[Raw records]
______
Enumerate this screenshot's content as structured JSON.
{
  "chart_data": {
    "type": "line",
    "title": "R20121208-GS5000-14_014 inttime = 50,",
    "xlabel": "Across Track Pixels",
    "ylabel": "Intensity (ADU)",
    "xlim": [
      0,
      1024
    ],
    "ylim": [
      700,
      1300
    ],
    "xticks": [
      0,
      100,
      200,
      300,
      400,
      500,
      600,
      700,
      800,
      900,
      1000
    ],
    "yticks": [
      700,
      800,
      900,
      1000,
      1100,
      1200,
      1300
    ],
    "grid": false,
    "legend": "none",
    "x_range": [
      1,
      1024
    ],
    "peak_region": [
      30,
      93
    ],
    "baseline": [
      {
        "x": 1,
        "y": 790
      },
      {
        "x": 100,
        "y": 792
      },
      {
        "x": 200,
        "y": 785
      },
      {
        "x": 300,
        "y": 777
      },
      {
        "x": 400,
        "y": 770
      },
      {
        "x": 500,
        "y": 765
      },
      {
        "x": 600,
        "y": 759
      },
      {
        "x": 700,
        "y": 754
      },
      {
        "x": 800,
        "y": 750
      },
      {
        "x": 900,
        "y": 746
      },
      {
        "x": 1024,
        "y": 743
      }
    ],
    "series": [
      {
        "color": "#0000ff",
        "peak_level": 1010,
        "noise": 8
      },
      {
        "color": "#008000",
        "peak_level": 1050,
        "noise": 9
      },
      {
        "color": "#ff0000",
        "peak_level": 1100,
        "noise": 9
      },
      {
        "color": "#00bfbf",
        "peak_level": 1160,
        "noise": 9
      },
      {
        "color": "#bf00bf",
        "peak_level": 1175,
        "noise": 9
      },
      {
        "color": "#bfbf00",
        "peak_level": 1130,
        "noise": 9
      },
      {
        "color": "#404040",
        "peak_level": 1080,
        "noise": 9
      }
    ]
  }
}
______
DIRECTIVE —
Which lines of the data above contain "color"? Copy each one.

SOLUTION BELOW —
        "color": "#0000ff",
        "color": "#008000",
        "color": "#ff0000",
        "color": "#00bfbf",
        "color": "#bf00bf",
        "color": "#bfbf00",
        "color": "#404040",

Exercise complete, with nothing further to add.